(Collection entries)
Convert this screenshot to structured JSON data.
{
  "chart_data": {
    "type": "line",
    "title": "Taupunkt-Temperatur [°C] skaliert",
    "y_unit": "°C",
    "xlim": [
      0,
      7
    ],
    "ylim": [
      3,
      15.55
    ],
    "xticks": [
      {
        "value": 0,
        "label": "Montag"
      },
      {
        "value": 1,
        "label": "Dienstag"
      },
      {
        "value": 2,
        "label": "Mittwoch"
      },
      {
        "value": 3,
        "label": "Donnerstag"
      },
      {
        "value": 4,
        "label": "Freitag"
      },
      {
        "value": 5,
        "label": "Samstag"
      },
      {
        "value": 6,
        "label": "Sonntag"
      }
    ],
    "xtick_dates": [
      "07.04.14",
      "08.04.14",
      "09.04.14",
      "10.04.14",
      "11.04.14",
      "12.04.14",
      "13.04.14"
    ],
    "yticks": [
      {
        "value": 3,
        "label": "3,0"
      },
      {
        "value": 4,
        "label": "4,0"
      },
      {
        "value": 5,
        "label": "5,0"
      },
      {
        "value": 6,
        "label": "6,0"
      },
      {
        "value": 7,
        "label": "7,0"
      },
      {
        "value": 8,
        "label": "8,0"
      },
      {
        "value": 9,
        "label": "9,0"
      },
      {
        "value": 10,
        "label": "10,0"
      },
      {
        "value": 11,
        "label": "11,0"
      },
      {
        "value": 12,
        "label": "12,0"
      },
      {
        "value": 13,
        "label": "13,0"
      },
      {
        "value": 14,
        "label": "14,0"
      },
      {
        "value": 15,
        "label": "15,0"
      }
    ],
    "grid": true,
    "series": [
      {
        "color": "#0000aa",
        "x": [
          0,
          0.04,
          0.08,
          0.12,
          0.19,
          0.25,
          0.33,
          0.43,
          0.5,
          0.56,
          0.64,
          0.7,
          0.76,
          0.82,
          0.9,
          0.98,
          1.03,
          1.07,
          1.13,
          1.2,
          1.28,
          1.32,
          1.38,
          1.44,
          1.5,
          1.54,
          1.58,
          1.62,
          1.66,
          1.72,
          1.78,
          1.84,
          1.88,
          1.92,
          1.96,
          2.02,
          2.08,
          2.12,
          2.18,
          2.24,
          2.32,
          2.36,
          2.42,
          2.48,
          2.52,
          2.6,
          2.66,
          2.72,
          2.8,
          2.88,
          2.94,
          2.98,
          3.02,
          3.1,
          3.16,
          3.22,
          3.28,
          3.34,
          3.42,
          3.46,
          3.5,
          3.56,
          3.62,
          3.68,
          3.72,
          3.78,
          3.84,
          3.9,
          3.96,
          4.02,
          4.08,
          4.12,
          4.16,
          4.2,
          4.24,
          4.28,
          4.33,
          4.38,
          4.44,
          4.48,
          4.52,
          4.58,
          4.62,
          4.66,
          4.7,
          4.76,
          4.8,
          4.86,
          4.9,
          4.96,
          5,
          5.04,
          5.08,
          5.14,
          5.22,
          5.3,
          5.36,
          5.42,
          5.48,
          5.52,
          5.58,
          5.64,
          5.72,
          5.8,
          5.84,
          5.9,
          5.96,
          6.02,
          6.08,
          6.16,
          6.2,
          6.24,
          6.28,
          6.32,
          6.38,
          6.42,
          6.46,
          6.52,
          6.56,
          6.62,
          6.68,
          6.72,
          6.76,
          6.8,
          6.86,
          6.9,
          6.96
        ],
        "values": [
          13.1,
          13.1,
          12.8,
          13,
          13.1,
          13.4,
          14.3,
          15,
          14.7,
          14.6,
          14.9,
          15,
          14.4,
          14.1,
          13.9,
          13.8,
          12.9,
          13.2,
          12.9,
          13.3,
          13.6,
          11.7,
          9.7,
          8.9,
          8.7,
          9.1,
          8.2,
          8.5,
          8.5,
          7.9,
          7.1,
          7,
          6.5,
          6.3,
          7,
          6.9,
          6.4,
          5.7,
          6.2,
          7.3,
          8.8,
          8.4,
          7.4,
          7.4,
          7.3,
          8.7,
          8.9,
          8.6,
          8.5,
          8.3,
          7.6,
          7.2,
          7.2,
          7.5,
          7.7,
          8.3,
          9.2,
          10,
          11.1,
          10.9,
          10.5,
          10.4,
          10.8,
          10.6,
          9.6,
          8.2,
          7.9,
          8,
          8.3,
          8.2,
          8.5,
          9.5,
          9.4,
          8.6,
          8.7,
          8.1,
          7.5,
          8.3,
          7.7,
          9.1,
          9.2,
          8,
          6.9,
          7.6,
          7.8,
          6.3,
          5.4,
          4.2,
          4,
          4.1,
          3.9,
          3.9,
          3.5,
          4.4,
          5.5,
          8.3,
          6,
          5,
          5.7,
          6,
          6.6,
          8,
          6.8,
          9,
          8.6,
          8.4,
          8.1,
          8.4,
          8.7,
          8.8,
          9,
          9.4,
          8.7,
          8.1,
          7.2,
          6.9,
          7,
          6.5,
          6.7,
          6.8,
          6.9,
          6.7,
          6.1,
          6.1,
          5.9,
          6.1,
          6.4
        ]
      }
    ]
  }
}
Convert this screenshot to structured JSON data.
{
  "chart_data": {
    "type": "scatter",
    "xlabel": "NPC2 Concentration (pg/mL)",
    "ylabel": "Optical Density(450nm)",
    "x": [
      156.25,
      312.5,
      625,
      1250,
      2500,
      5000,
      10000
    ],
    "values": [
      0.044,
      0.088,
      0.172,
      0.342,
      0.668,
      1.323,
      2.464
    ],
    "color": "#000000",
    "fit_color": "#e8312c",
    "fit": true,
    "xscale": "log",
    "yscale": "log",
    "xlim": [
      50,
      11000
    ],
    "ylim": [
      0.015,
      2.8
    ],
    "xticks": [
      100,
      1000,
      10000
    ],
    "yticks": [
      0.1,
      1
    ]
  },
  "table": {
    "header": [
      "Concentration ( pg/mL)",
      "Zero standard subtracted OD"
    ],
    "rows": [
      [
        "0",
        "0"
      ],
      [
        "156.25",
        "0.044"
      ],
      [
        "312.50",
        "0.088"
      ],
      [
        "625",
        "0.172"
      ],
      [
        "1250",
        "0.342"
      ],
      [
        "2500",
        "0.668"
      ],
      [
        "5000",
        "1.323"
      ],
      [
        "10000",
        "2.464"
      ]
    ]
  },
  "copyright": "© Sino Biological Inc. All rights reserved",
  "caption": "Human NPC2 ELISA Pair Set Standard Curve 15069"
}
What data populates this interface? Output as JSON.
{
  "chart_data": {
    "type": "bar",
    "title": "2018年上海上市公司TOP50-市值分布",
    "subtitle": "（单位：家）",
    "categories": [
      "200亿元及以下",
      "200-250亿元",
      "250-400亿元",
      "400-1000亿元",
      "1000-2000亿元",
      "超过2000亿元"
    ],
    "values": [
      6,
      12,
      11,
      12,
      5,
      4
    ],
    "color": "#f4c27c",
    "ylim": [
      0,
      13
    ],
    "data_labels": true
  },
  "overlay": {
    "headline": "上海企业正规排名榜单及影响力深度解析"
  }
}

# [Task description]
In the records above, find the line containing "What data populates"; please retype it and every line after it through the last line, exactly and with nothing else.

# [Task result]
What data populates this interface? Output as JSON.
{
  "chart_data": {
    "type": "bar",
    "title": "2018年上海上市公司TOP50-市值分布",
    "subtitle": "（单位：家）",
    "categories": [
      "200亿元及以下",
      "200-250亿元",
      "250-400亿元",
      "400-1000亿元",
      "1000-2000亿元",
      "超过2000亿元"
    ],
    "values": [
      6,
      12,
      11,
      12,
      5,
      4
    ],
    "color": "#f4c27c",
    "ylim": [
      0,
      13
    ],
    "data_labels": true
  },
  "overlay": {
    "headline": "上海企业正规排名榜单及影响力深度解析"
  }
}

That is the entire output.